══ Provided entries
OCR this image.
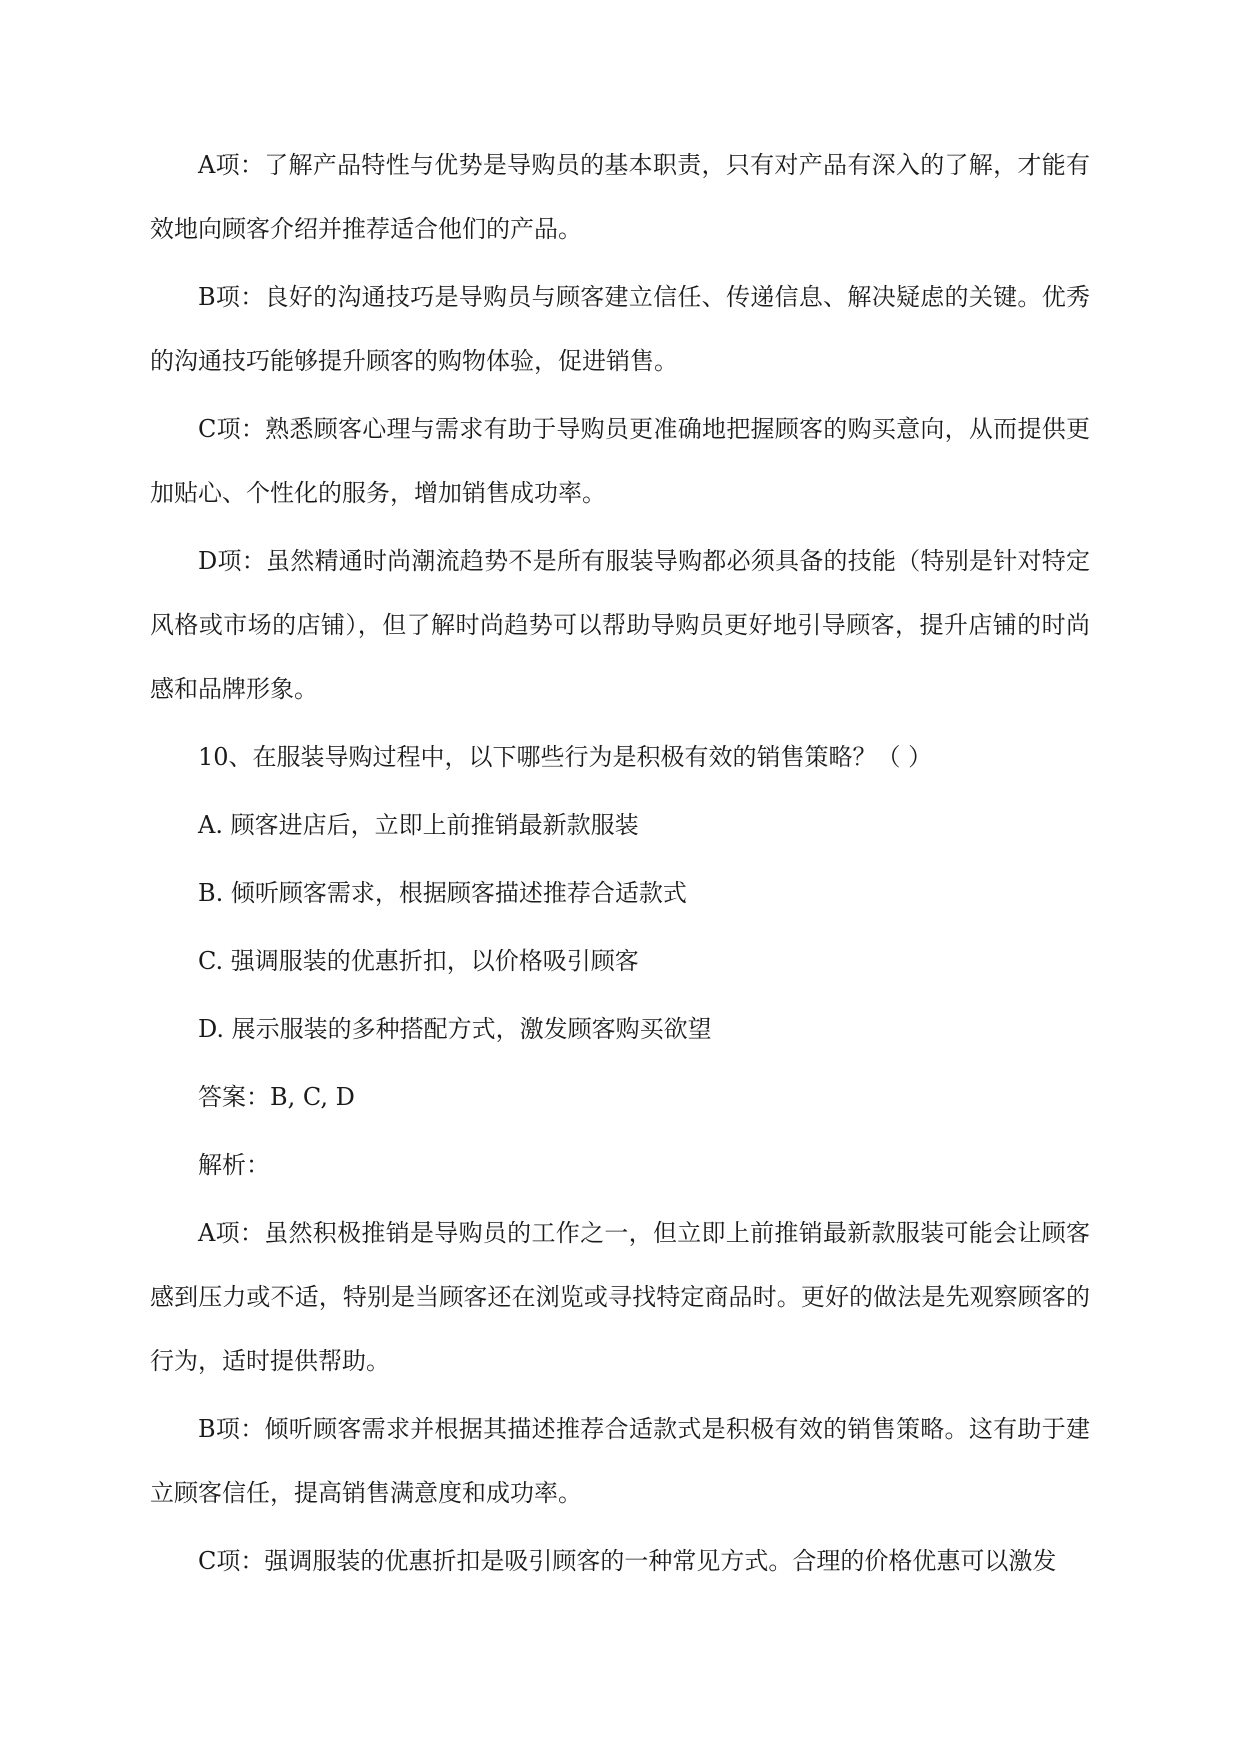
A项：了解产品特性与优势是导购员的基本职责，只有对产品有深入的了解，才能有效地向顾客介绍并推荐适合他们的产品。

B项：良好的沟通技巧是导购员与顾客建立信任、传递信息、解决疑虑的关键。优秀的沟通技巧能够提升顾客的购物体验，促进销售。

C项：熟悉顾客心理与需求有助于导购员更准确地把握顾客的购买意向，从而提供更加贴心、个性化的服务，增加销售成功率。

D项：虽然精通时尚潮流趋势不是所有服装导购都必须具备的技能（特别是针对特定风格或市场的店铺），但了解时尚趋势可以帮助导购员更好地引导顾客，提升店铺的时尚感和品牌形象。

10、在服装导购过程中，以下哪些行为是积极有效的销售策略？（ ）

A. 顾客进店后，立即上前推销最新款服装

B. 倾听顾客需求，根据顾客描述推荐合适款式

C. 强调服装的优惠折扣，以价格吸引顾客

D. 展示服装的多种搭配方式，激发顾客购买欲望

答案：B, C, D

解析：

A项：虽然积极推销是导购员的工作之一，但立即上前推销最新款服装可能会让顾客感到压力或不适，特别是当顾客还在浏览或寻找特定商品时。更好的做法是先观察顾客的行为，适时提供帮助。

B项：倾听顾客需求并根据其描述推荐合适款式是积极有效的销售策略。这有助于建立顾客信任，提高销售满意度和成功率。

C项：强调服装的优惠折扣是吸引顾客的一种常见方式。合理的价格优惠可以激发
════
> _Exercise goal_: Above are records with pictures; repeat the records exactly and leave the pictures out.

> _Written response_:
OCR this image.
A项：了解产品特性与优势是导购员的基本职责，只有对产品有深入的了解，才能有效地向顾客介绍并推荐适合他们的产品。

B项：良好的沟通技巧是导购员与顾客建立信任、传递信息、解决疑虑的关键。优秀的沟通技巧能够提升顾客的购物体验，促进销售。

C项：熟悉顾客心理与需求有助于导购员更准确地把握顾客的购买意向，从而提供更加贴心、个性化的服务，增加销售成功率。

D项：虽然精通时尚潮流趋势不是所有服装导购都必须具备的技能（特别是针对特定风格或市场的店铺），但了解时尚趋势可以帮助导购员更好地引导顾客，提升店铺的时尚感和品牌形象。

10、在服装导购过程中，以下哪些行为是积极有效的销售策略？（ ）

A. 顾客进店后，立即上前推销最新款服装

B. 倾听顾客需求，根据顾客描述推荐合适款式

C. 强调服装的优惠折扣，以价格吸引顾客

D. 展示服装的多种搭配方式，激发顾客购买欲望

答案：B, C, D

解析：

A项：虽然积极推销是导购员的工作之一，但立即上前推销最新款服装可能会让顾客感到压力或不适，特别是当顾客还在浏览或寻找特定商品时。更好的做法是先观察顾客的行为，适时提供帮助。

B项：倾听顾客需求并根据其描述推荐合适款式是积极有效的销售策略。这有助于建立顾客信任，提高销售满意度和成功率。

C项：强调服装的优惠折扣是吸引顾客的一种常见方式。合理的价格优惠可以激发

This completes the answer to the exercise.